§ Dataset entries
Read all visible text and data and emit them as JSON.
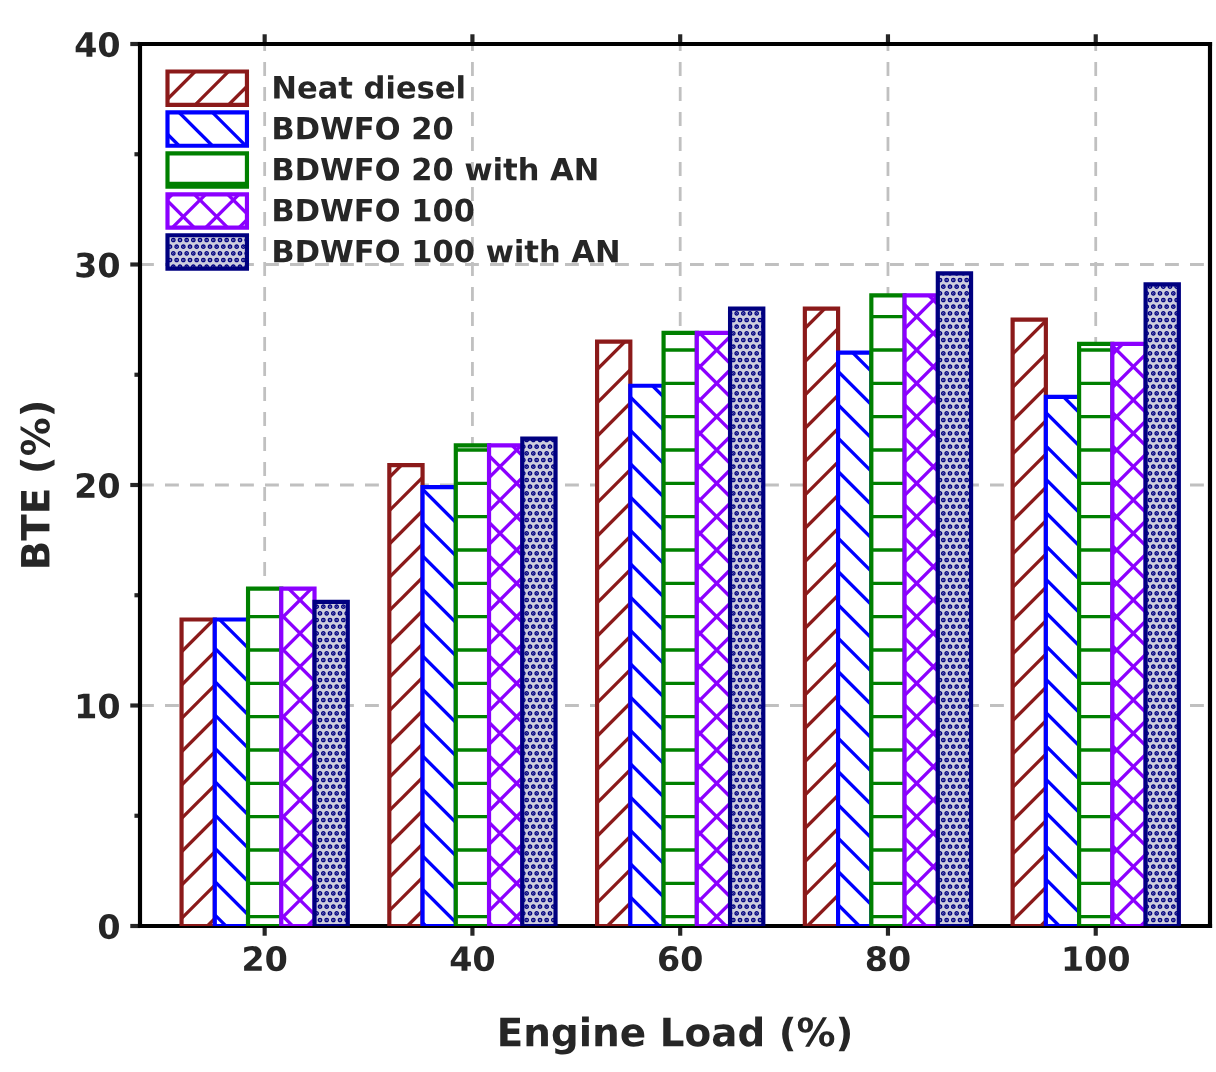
{
  "chart_data": {
    "type": "bar",
    "xlabel": "Engine Load (%)",
    "ylabel": "BTE (%)",
    "categories": [
      "20",
      "40",
      "60",
      "80",
      "100"
    ],
    "series": [
      {
        "name": "Neat diesel",
        "color": "#8b1a1a",
        "values": [
          13.9,
          20.9,
          26.5,
          28.0,
          27.5
        ]
      },
      {
        "name": "BDWFO 20",
        "color": "#0000ff",
        "values": [
          13.9,
          19.9,
          24.5,
          26.0,
          24.0
        ]
      },
      {
        "name": "BDWFO 20 with AN",
        "color": "#008000",
        "values": [
          15.3,
          21.8,
          26.9,
          28.6,
          26.4
        ]
      },
      {
        "name": "BDWFO 100",
        "color": "#8b00ff",
        "values": [
          15.3,
          21.8,
          26.9,
          28.6,
          26.4
        ]
      },
      {
        "name": "BDWFO 100 with AN",
        "color": "#000080",
        "values": [
          14.7,
          22.1,
          28.0,
          29.6,
          29.1
        ]
      }
    ],
    "ylim": [
      0,
      40
    ],
    "yticks": [
      0,
      10,
      20,
      30,
      40
    ],
    "grid": true,
    "legend": "top left"
  }
}
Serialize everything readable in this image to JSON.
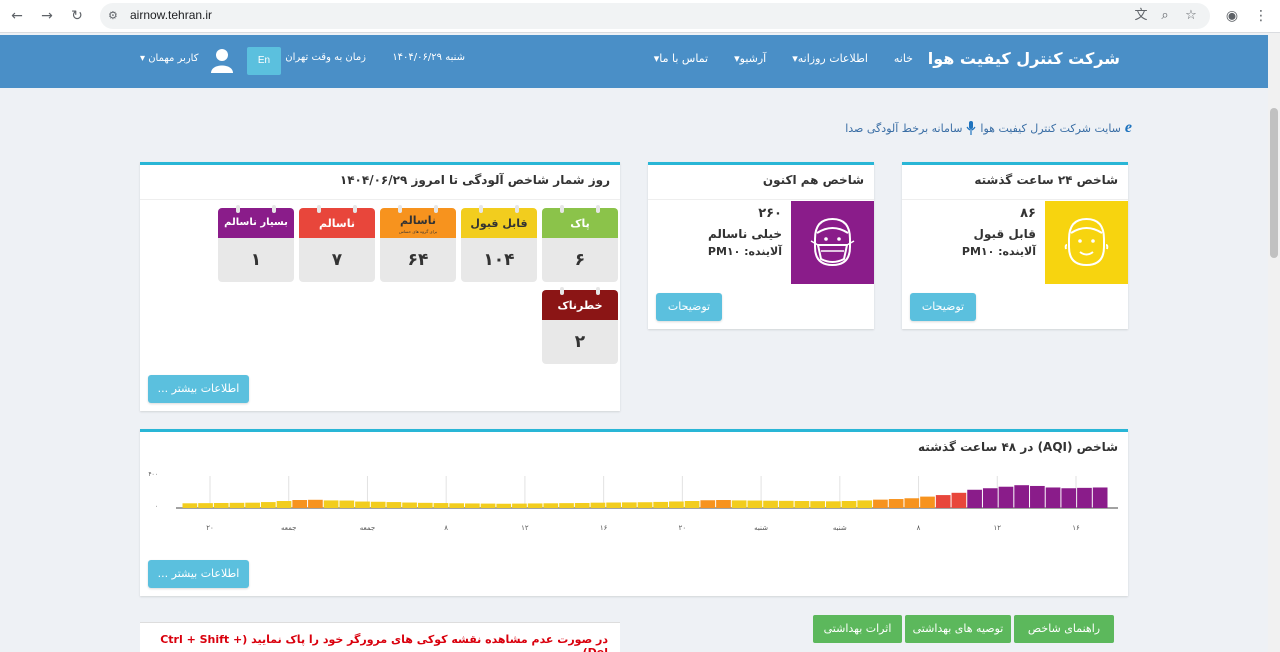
{
  "browser": {
    "url": "airnow.tehran.ir",
    "back_icon": "arrow-left",
    "forward_icon": "arrow-right",
    "reload_icon": "reload"
  },
  "header": {
    "brand": "شرکت کنترل کیفیت هوا",
    "nav": [
      "خانه",
      "اطلاعات روزانه",
      "آرشیو",
      "تماس با ما"
    ],
    "date": "شنبه ۱۴۰۴/۰۶/۲۹",
    "time_label": "زمان به وقت تهران",
    "lang_button": "En",
    "user": "کاربر مهمان",
    "bg_color": "#4a8fc7"
  },
  "links": {
    "site": "سایت شرکت کنترل کیفیت هوا",
    "voice": "سامانه برخط آلودگی صدا"
  },
  "index24": {
    "title": "شاخص ۲۴ ساعت گذشته",
    "value": "۸۶",
    "status": "قابل قبول",
    "pollutant": "آلاینده: PM۱۰",
    "button": "توضیحات",
    "color": "#f7d40f"
  },
  "indexNow": {
    "title": "شاخص هم اکنون",
    "value": "۲۶۰",
    "status": "خیلی ناسالم",
    "pollutant": "آلاینده: PM۱۰",
    "button": "توضیحات",
    "color": "#8a1c8a"
  },
  "days": {
    "title": "روز شمار شاخص آلودگی تا امروز ۱۴۰۴/۰۶/۲۹",
    "more": "اطلاعات بیشتر ...",
    "items": [
      {
        "label": "پاک",
        "sub": "",
        "count": "۶",
        "color": "#8bc34a"
      },
      {
        "label": "قابل قبول",
        "sub": "",
        "count": "۱۰۴",
        "color": "#f2cd1e"
      },
      {
        "label": "ناسالم",
        "sub": "برای گروه های حساس",
        "count": "۶۴",
        "color": "#f7931e"
      },
      {
        "label": "ناسالم",
        "sub": "",
        "count": "۷",
        "color": "#e8463b"
      },
      {
        "label": "بسیار ناسالم",
        "sub": "",
        "count": "۱",
        "color": "#8a1c8a"
      },
      {
        "label": "خطرناک",
        "sub": "",
        "count": "۲",
        "color": "#8b1515"
      }
    ]
  },
  "aqi48": {
    "title": "شاخص (AQI) در ۴۸ ساعت گذشته",
    "more": "اطلاعات بیشتر ..."
  },
  "chart_data": {
    "type": "bar",
    "title": "شاخص (AQI) در ۴۸ ساعت گذشته",
    "ylim": [
      0,
      400
    ],
    "y_ticks": [
      "۰",
      "۴۰۰"
    ],
    "x_ticks": [
      "۲۰",
      "جمعه",
      "جمعه",
      "۸",
      "۱۲",
      "۱۶",
      "۲۰",
      "شنبه",
      "شنبه",
      "۸",
      "۱۲",
      "۱۶"
    ],
    "grid": true,
    "values": [
      62,
      64,
      66,
      68,
      70,
      78,
      92,
      105,
      108,
      100,
      98,
      85,
      82,
      78,
      72,
      68,
      65,
      62,
      60,
      58,
      56,
      58,
      60,
      62,
      64,
      66,
      70,
      72,
      74,
      76,
      80,
      86,
      92,
      102,
      105,
      100,
      98,
      96,
      94,
      92,
      90,
      88,
      92,
      100,
      110,
      118,
      128,
      150,
      170,
      200,
      240,
      260,
      280,
      300,
      290,
      270,
      260,
      265,
      270
    ],
    "colors": {
      "good": "#8bc34a",
      "moderate": "#f2cd1e",
      "sensitive": "#f7931e",
      "unhealthy": "#e8463b",
      "very_unhealthy": "#8a1c8a",
      "hazardous": "#8b1515"
    }
  },
  "footer": {
    "warning": "در صورت عدم مشاهده نقشه کوکی های مرورگر خود را پاک نمایید (Ctrl + Shift + Del)",
    "buttons": [
      "راهنمای شاخص",
      "توصیه های بهداشتی",
      "اثرات بهداشتی"
    ]
  }
}
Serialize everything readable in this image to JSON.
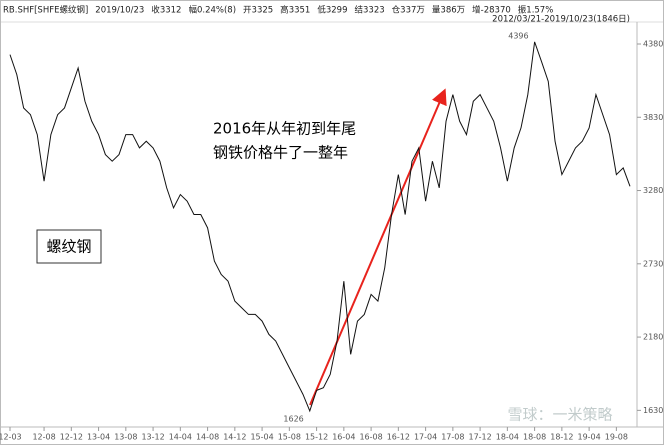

§ Stated problem
Count every line bearing the word "title"; report the total only.

§ Full solution
5